**EXERCISE DESCRIPTION:**
Give all the lines below again, exactly, with no pictures.

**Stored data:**
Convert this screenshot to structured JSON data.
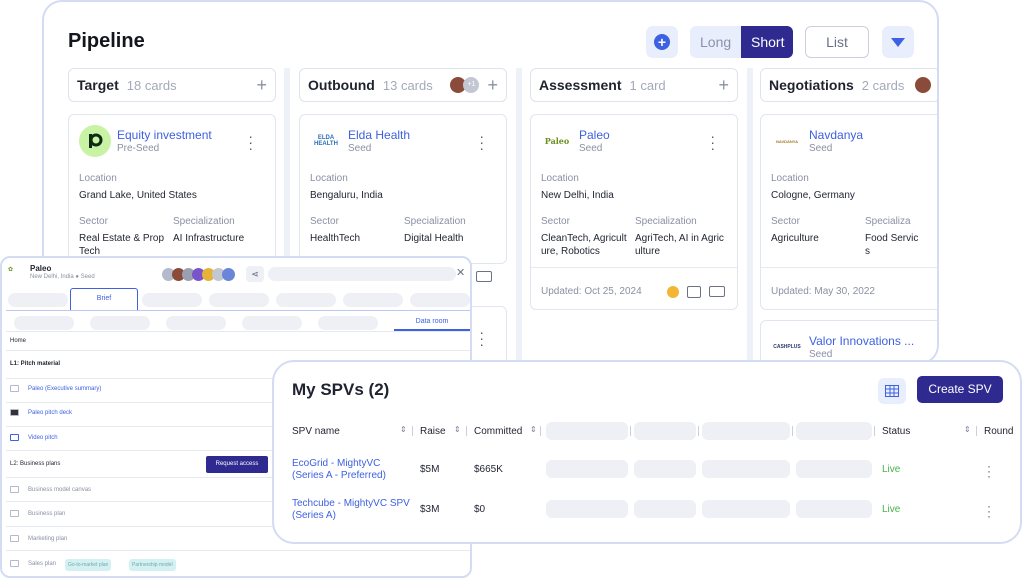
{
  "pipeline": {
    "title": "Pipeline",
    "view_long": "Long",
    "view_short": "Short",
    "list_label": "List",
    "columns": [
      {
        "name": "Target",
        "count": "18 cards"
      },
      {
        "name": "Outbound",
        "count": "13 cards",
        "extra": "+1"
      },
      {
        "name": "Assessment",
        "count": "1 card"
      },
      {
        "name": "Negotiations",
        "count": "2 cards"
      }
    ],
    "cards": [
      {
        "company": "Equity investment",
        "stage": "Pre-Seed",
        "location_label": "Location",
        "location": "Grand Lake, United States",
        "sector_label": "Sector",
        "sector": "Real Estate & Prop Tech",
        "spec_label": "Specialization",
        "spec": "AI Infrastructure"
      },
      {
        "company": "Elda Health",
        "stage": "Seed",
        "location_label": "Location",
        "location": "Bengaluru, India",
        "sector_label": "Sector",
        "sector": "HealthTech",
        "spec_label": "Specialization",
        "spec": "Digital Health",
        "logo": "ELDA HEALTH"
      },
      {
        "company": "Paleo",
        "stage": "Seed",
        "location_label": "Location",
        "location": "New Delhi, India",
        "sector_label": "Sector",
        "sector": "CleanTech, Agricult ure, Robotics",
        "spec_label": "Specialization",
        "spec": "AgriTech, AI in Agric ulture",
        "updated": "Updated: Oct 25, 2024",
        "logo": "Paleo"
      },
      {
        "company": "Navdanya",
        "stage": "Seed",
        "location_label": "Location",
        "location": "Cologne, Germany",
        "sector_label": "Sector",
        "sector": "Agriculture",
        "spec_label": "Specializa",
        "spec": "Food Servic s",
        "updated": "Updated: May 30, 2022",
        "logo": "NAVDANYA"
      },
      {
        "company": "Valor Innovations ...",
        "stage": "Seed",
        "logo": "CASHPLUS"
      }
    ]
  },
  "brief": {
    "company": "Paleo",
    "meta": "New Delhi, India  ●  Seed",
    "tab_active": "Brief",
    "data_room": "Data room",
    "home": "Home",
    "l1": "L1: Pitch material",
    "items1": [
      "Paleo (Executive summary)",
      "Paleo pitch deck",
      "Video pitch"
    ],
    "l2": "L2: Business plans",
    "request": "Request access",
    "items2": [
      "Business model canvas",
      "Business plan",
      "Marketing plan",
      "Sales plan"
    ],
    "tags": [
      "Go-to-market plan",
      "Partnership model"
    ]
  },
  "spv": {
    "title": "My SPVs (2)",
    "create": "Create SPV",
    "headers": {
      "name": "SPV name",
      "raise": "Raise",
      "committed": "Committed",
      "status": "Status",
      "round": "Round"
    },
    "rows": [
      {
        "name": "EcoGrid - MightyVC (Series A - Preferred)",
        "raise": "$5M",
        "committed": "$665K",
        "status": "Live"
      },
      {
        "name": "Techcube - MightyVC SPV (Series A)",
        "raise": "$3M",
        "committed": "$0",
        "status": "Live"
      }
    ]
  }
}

**OUTPUT FOR THIS TASK:**
Convert this screenshot to structured JSON data.
{
  "pipeline": {
    "title": "Pipeline",
    "view_long": "Long",
    "view_short": "Short",
    "list_label": "List",
    "columns": [
      {
        "name": "Target",
        "count": "18 cards"
      },
      {
        "name": "Outbound",
        "count": "13 cards",
        "extra": "+1"
      },
      {
        "name": "Assessment",
        "count": "1 card"
      },
      {
        "name": "Negotiations",
        "count": "2 cards"
      }
    ],
    "cards": [
      {
        "company": "Equity investment",
        "stage": "Pre-Seed",
        "location_label": "Location",
        "location": "Grand Lake, United States",
        "sector_label": "Sector",
        "sector": "Real Estate & Prop Tech",
        "spec_label": "Specialization",
        "spec": "AI Infrastructure"
      },
      {
        "company": "Elda Health",
        "stage": "Seed",
        "location_label": "Location",
        "location": "Bengaluru, India",
        "sector_label": "Sector",
        "sector": "HealthTech",
        "spec_label": "Specialization",
        "spec": "Digital Health",
        "logo": "ELDA HEALTH"
      },
      {
        "company": "Paleo",
        "stage": "Seed",
        "location_label": "Location",
        "location": "New Delhi, India",
        "sector_label": "Sector",
        "sector": "CleanTech, Agricult ure, Robotics",
        "spec_label": "Specialization",
        "spec": "AgriTech, AI in Agric ulture",
        "updated": "Updated: Oct 25, 2024",
        "logo": "Paleo"
      },
      {
        "company": "Navdanya",
        "stage": "Seed",
        "location_label": "Location",
        "location": "Cologne, Germany",
        "sector_label": "Sector",
        "sector": "Agriculture",
        "spec_label": "Specializa",
        "spec": "Food Servic s",
        "updated": "Updated: May 30, 2022",
        "logo": "NAVDANYA"
      },
      {
        "company": "Valor Innovations ...",
        "stage": "Seed",
        "logo": "CASHPLUS"
      }
    ]
  },
  "brief": {
    "company": "Paleo",
    "meta": "New Delhi, India  ●  Seed",
    "tab_active": "Brief",
    "data_room": "Data room",
    "home": "Home",
    "l1": "L1: Pitch material",
    "items1": [
      "Paleo (Executive summary)",
      "Paleo pitch deck",
      "Video pitch"
    ],
    "l2": "L2: Business plans",
    "request": "Request access",
    "items2": [
      "Business model canvas",
      "Business plan",
      "Marketing plan",
      "Sales plan"
    ],
    "tags": [
      "Go-to-market plan",
      "Partnership model"
    ]
  },
  "spv": {
    "title": "My SPVs (2)",
    "create": "Create SPV",
    "headers": {
      "name": "SPV name",
      "raise": "Raise",
      "committed": "Committed",
      "status": "Status",
      "round": "Round"
    },
    "rows": [
      {
        "name": "EcoGrid - MightyVC (Series A - Preferred)",
        "raise": "$5M",
        "committed": "$665K",
        "status": "Live"
      },
      {
        "name": "Techcube - MightyVC SPV (Series A)",
        "raise": "$3M",
        "committed": "$0",
        "status": "Live"
      }
    ]
  }
}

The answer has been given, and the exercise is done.